__What you should do__: Convert the rows starting at the one that contains "- group-title: Failid: [100, 405, 131, 419]" and ending at the one that contains "- document-icon: [211, 374, 230, 392]" into a Markdown table with the columns "No" and "Entry", numbering each row and leaving out any blank lines.

__Data to process__:
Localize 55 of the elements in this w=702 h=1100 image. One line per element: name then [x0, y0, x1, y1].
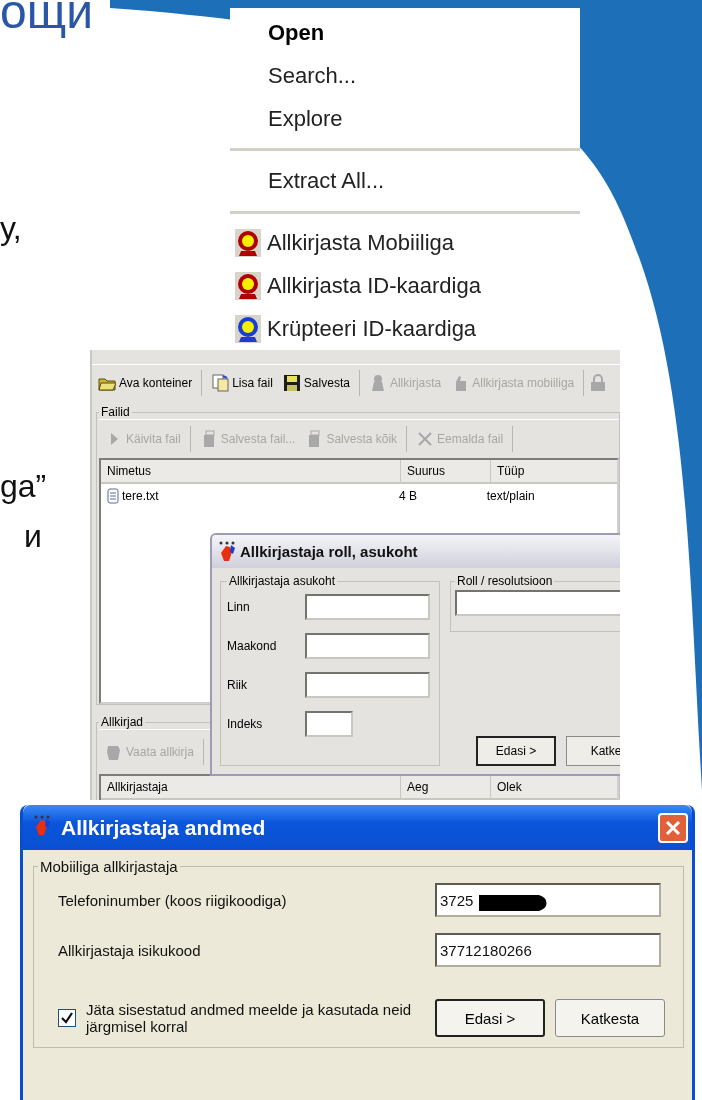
- group-title: Failid: [100, 405, 131, 419]
- table-cell: tere.txt: [101, 488, 393, 504]
- checkbox[interactable]: [58, 1009, 76, 1027]
- input-field[interactable]: [305, 672, 430, 698]
- slide-text: и: [24, 520, 42, 552]
- document-icon: [211, 374, 230, 392]
- toolbar-button[interactable]: Lisa fail: [207, 372, 277, 394]
- menu-item[interactable]: Open: [230, 12, 325, 55]
- menu-item[interactable]: Allkirjasta ID-kaardiga: [230, 264, 481, 308]
- slide-text: ga”: [0, 470, 47, 502]
- window-title: Allkirjastaja andmed: [61, 815, 267, 840]
- column-header[interactable]: Suurus: [401, 460, 491, 482]
- close-button[interactable]: [658, 812, 688, 843]
- window-title: Allkirjastaja roll, asukoht: [240, 543, 418, 560]
- menu-item[interactable]: Extract All...: [230, 159, 385, 203]
- column-header[interactable]: Tüüp: [491, 460, 620, 482]
- lock-icon: [589, 374, 608, 392]
- input-field[interactable]: [305, 711, 353, 737]
- menu-item[interactable]: Explore: [230, 97, 343, 140]
- field-label: Maakond: [227, 639, 278, 653]
- input-field[interactable]: 37712180266: [435, 933, 661, 967]
- toolbar-button[interactable]: Ava konteiner: [94, 372, 197, 394]
- group-title: Roll / resolutsioon: [456, 574, 554, 588]
- cancel-button[interactable]: Katke: [566, 736, 620, 766]
- cancel-button[interactable]: Katkesta: [555, 999, 665, 1037]
- input-field[interactable]: [455, 590, 620, 616]
- field-label: Allkirjastaja isikukood: [58, 941, 202, 959]
- menu-item[interactable]: Allkirjasta Mobiiliga: [230, 222, 455, 265]
- input-field[interactable]: [305, 594, 430, 620]
- group-title: Allkirjad: [100, 715, 144, 729]
- next-button[interactable]: Edasi >: [435, 999, 545, 1037]
- close-icon: [665, 819, 681, 836]
- field-label: Linn: [227, 600, 251, 614]
- group-title: Mobiiliga allkirjastaja: [39, 858, 179, 875]
- input-field[interactable]: 3725: [435, 883, 661, 917]
- next-button[interactable]: Edasi >: [476, 736, 556, 766]
- floppy-icon: [282, 374, 301, 392]
- slide-title: ощи: [0, 0, 93, 36]
- column-header[interactable]: Nimetus: [101, 460, 401, 482]
- check-icon: [61, 1012, 73, 1024]
- table-cell-text: 4 B: [397, 489, 418, 503]
- checkbox-label: Jäta sisestatud andmed meelde ja kasutada neid järgmisel korral: [86, 1001, 413, 1035]
- text-file-icon: [107, 488, 119, 504]
- app-icon: [218, 540, 236, 563]
- toolbar-button[interactable]: Salvesta: [278, 372, 354, 394]
- table-cell-text: text/plain: [485, 489, 536, 503]
- group-title: Allkirjastaja asukoht: [228, 574, 337, 588]
- input-field[interactable]: [305, 633, 430, 659]
- slide-text: у,: [0, 212, 22, 244]
- field-label: Indeks: [227, 717, 264, 731]
- menu-item[interactable]: Krüpteeri ID-kaardiga: [230, 307, 477, 350]
- cross-icon: [416, 430, 435, 448]
- field-label: Riik: [227, 678, 248, 692]
- menu-item[interactable]: Search...: [230, 54, 357, 98]
- field-label: Telefoninumber (koos riigikoodiga): [58, 891, 288, 909]
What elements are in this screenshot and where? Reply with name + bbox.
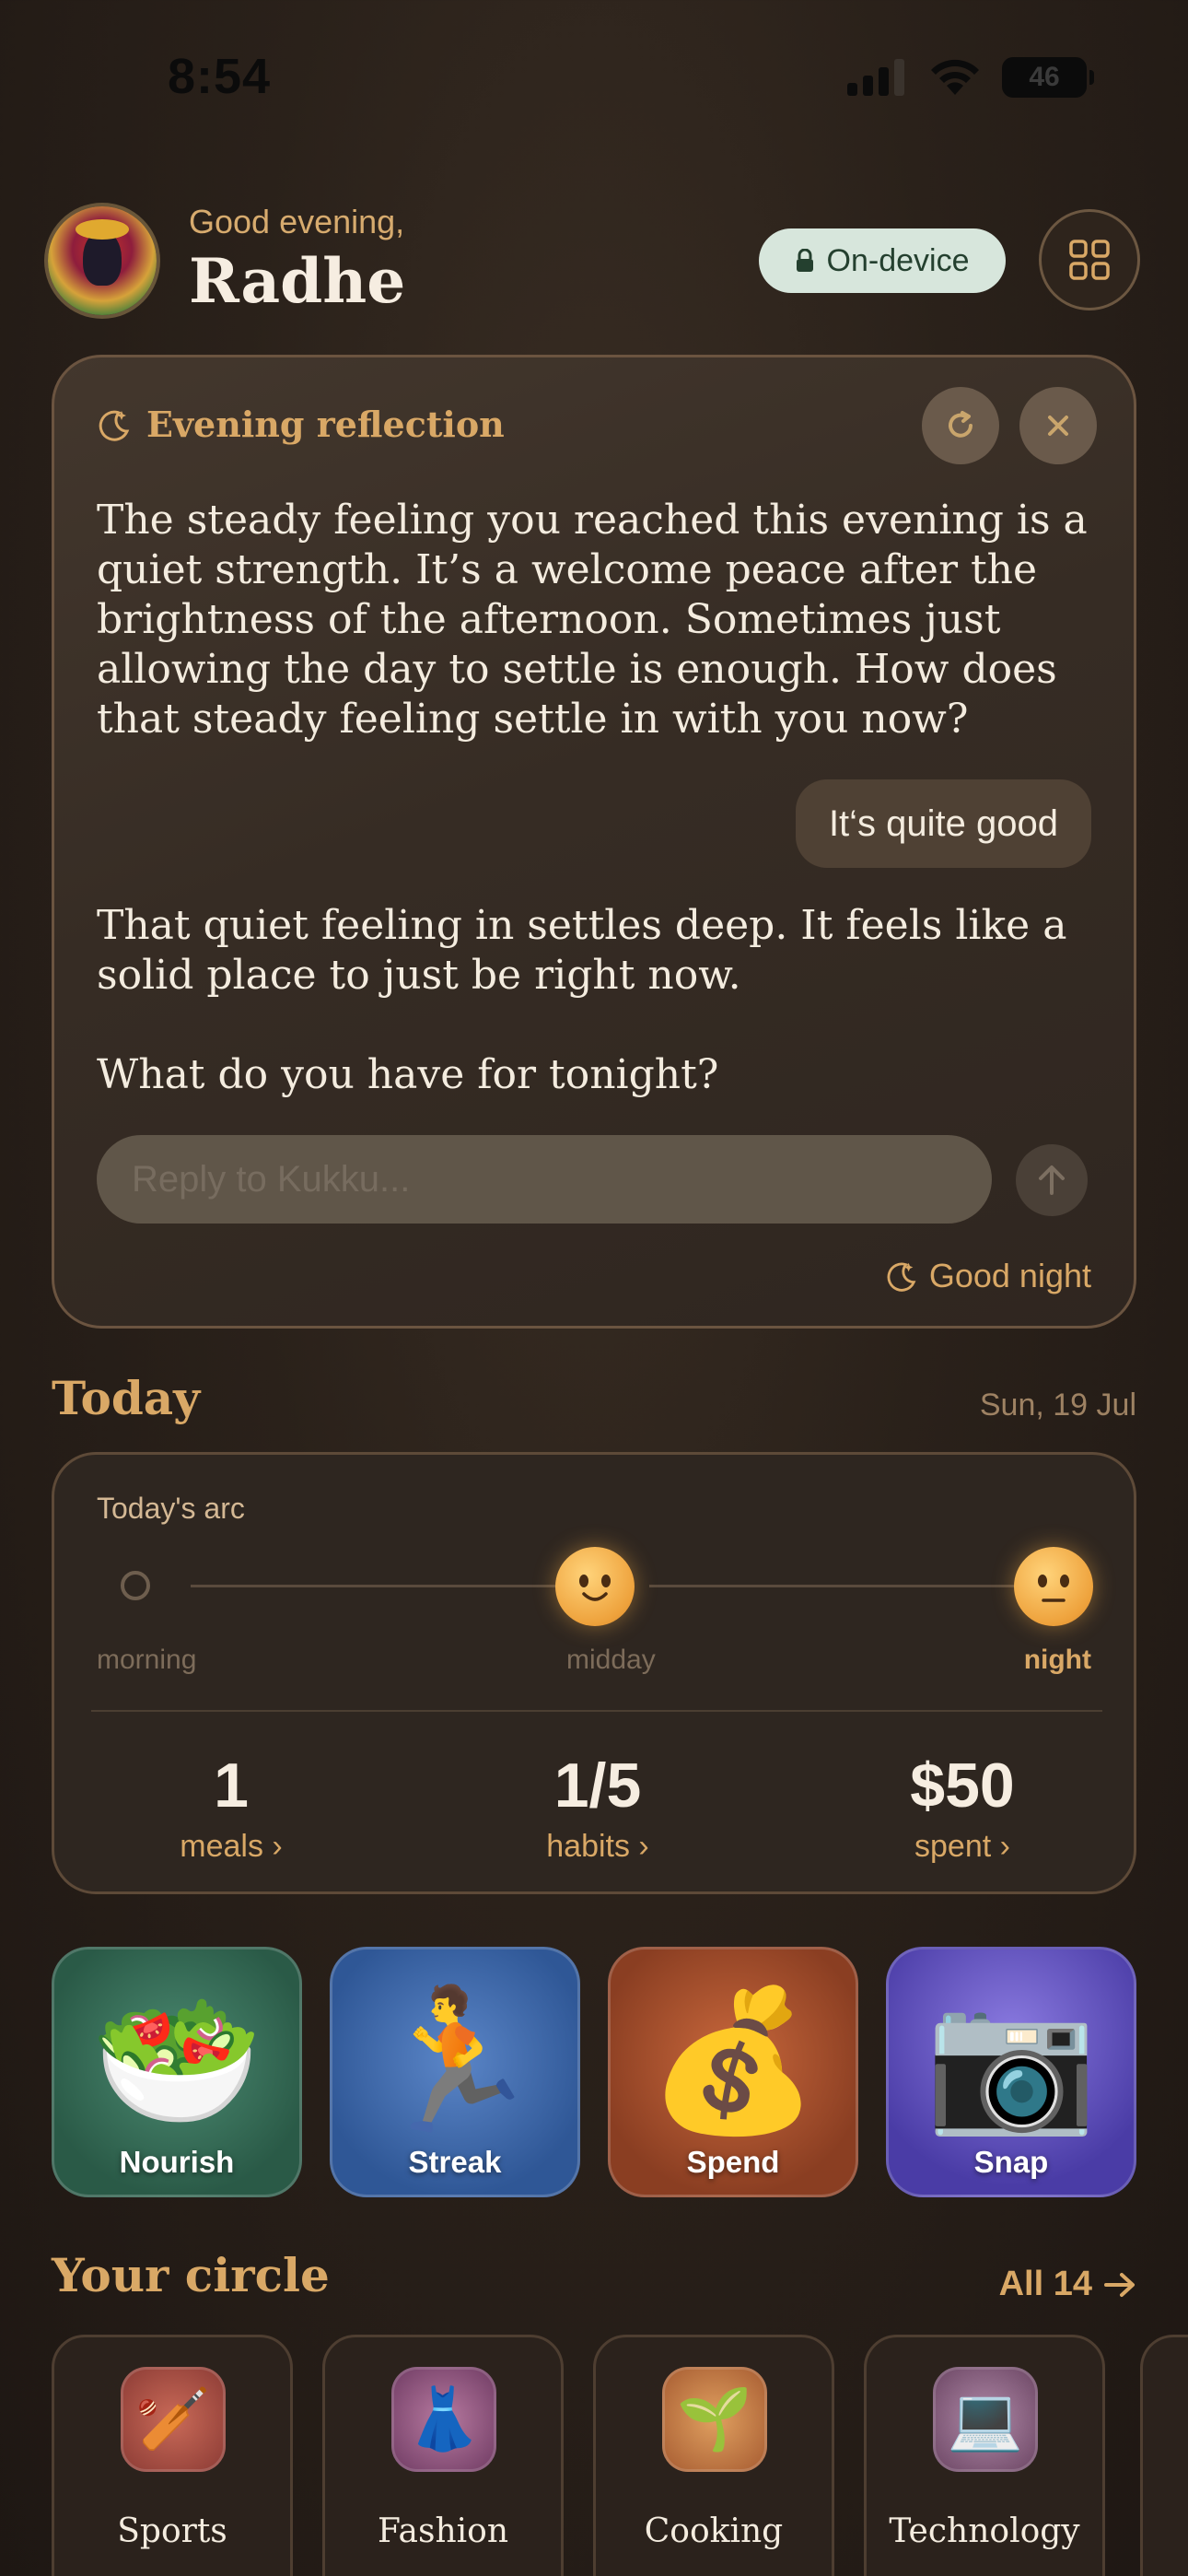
arc-line bbox=[191, 1585, 596, 1587]
battery-icon: 46 bbox=[1002, 57, 1094, 98]
laptop-icon: 💻 bbox=[933, 2367, 1038, 2472]
circle-item-sports[interactable]: 🏏 Sports bbox=[52, 2335, 293, 2576]
circle-item-label: Sports bbox=[117, 2512, 227, 2550]
see-all-label: All 14 bbox=[998, 2265, 1092, 2303]
arc-label: Today's arc bbox=[97, 1492, 245, 1525]
arrow-up-icon bbox=[1039, 1165, 1065, 1195]
circle-item-cooking[interactable]: 🌱 Cooking bbox=[593, 2335, 834, 2576]
signal-icon bbox=[847, 59, 904, 96]
neutral-face-icon bbox=[1014, 1547, 1093, 1626]
stat-spent[interactable]: $50 spent › bbox=[824, 1750, 1101, 1865]
arc-caption-midday: midday bbox=[566, 1645, 656, 1675]
send-button[interactable] bbox=[1016, 1144, 1088, 1216]
stat-label: spent › bbox=[914, 1829, 1010, 1864]
tile-label: Streak bbox=[408, 2145, 502, 2179]
grid-icon bbox=[1069, 240, 1110, 280]
user-name: Radhe bbox=[189, 245, 406, 317]
good-night-label: Good night bbox=[928, 1257, 1091, 1294]
evening-reflection-card: Evening reflection The steady feeling yo… bbox=[52, 355, 1136, 1329]
lock-icon bbox=[796, 249, 813, 272]
tile-snap[interactable]: 📷 Snap bbox=[886, 1947, 1136, 2197]
status-icons: 46 bbox=[847, 57, 1094, 98]
tile-label: Snap bbox=[973, 2145, 1049, 2179]
tile-streak[interactable]: 🏃 Streak bbox=[330, 1947, 580, 2197]
seedling-icon: 🌱 bbox=[662, 2367, 767, 2472]
circle-item-label: Technology bbox=[889, 2512, 1080, 2550]
refresh-icon bbox=[949, 411, 973, 438]
camera-icon: 📷 bbox=[925, 1983, 1098, 2137]
refresh-button[interactable] bbox=[922, 387, 999, 464]
good-night-button[interactable]: Good night bbox=[885, 1257, 1091, 1295]
circle-item-label: Cooking bbox=[644, 2512, 784, 2550]
morning-marker-icon bbox=[121, 1571, 150, 1600]
section-title-today: Today bbox=[52, 1371, 201, 1425]
cricket-icon: 🏏 bbox=[121, 2367, 226, 2472]
section-title-circle: Your circle bbox=[52, 2248, 330, 2302]
runner-icon: 🏃 bbox=[368, 1983, 542, 2137]
moon-stars-icon bbox=[99, 410, 130, 441]
greeting-text: Good evening, bbox=[189, 203, 405, 240]
stat-meals[interactable]: 1 meals › bbox=[93, 1750, 369, 1865]
tile-label: Nourish bbox=[119, 2145, 235, 2179]
reply-input[interactable] bbox=[97, 1135, 992, 1224]
wifi-icon bbox=[931, 59, 979, 95]
reflection-header: Evening reflection bbox=[97, 404, 505, 445]
circle-item-partial[interactable] bbox=[1140, 2335, 1188, 2576]
avatar[interactable] bbox=[48, 206, 157, 315]
reflection-title: Evening reflection bbox=[146, 404, 505, 445]
today-card: Today's arc morning midday night 1 meals… bbox=[52, 1452, 1136, 1894]
salad-icon: 🥗 bbox=[90, 1983, 263, 2137]
tile-label: Spend bbox=[686, 2145, 780, 2179]
stat-label: meals › bbox=[180, 1829, 283, 1864]
on-device-badge[interactable]: On-device bbox=[759, 228, 1006, 293]
assistant-question: What do you have for tonight? bbox=[97, 1051, 719, 1098]
circle-item-fashion[interactable]: 👗 Fashion bbox=[322, 2335, 564, 2576]
circle-item-technology[interactable]: 💻 Technology bbox=[864, 2335, 1105, 2576]
stat-label: habits › bbox=[546, 1829, 649, 1864]
assistant-message: The steady feeling you reached this even… bbox=[97, 497, 1088, 743]
see-all-link[interactable]: All 14 bbox=[999, 2265, 1136, 2304]
arrow-right-icon bbox=[1104, 2272, 1135, 2297]
circle-item-label: Fashion bbox=[377, 2512, 509, 2550]
arc-line bbox=[649, 1585, 1054, 1587]
divider bbox=[91, 1710, 1102, 1712]
stat-habits[interactable]: 1/5 habits › bbox=[460, 1750, 736, 1865]
user-message-bubble: It‘s quite good bbox=[795, 779, 1091, 868]
assistant-message: That quiet feeling in settles deep. It f… bbox=[97, 902, 1067, 999]
status-bar: 8:54 46 bbox=[0, 0, 1188, 138]
money-bag-icon: 💰 bbox=[646, 1983, 820, 2137]
stat-value: 1 bbox=[214, 1751, 249, 1821]
status-time: 8:54 bbox=[168, 49, 272, 104]
close-button[interactable] bbox=[1019, 387, 1097, 464]
moon-stars-icon bbox=[887, 1262, 916, 1292]
dress-icon: 👗 bbox=[391, 2367, 496, 2472]
close-icon bbox=[1048, 416, 1068, 436]
tile-spend[interactable]: 💰 Spend bbox=[608, 1947, 858, 2197]
smile-face-icon bbox=[555, 1547, 635, 1626]
apps-grid-button[interactable] bbox=[1039, 209, 1140, 310]
on-device-label: On-device bbox=[826, 242, 970, 278]
stat-value: $50 bbox=[910, 1751, 1015, 1821]
arc-caption-night: night bbox=[1023, 1645, 1091, 1675]
arc-caption-morning: morning bbox=[97, 1645, 197, 1675]
today-date: Sun, 19 Jul bbox=[979, 1388, 1136, 1423]
stat-value: 1/5 bbox=[553, 1751, 642, 1821]
tile-nourish[interactable]: 🥗 Nourish bbox=[52, 1947, 302, 2197]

__Solution to this problem__:
| No | Entry |
|---|---|
| 1 | - group-title: Failid: [100, 405, 131, 419] |
| 2 | - table-cell: tere.txt: [101, 488, 393, 504] |
| 3 | - checkbox[interactable]: [58, 1009, 76, 1027] |
| 4 | - input-field[interactable]: [305, 672, 430, 698] |
| 5 | - slide-text: и: [24, 520, 42, 552] |
| 6 | - document-icon: [211, 374, 230, 392] |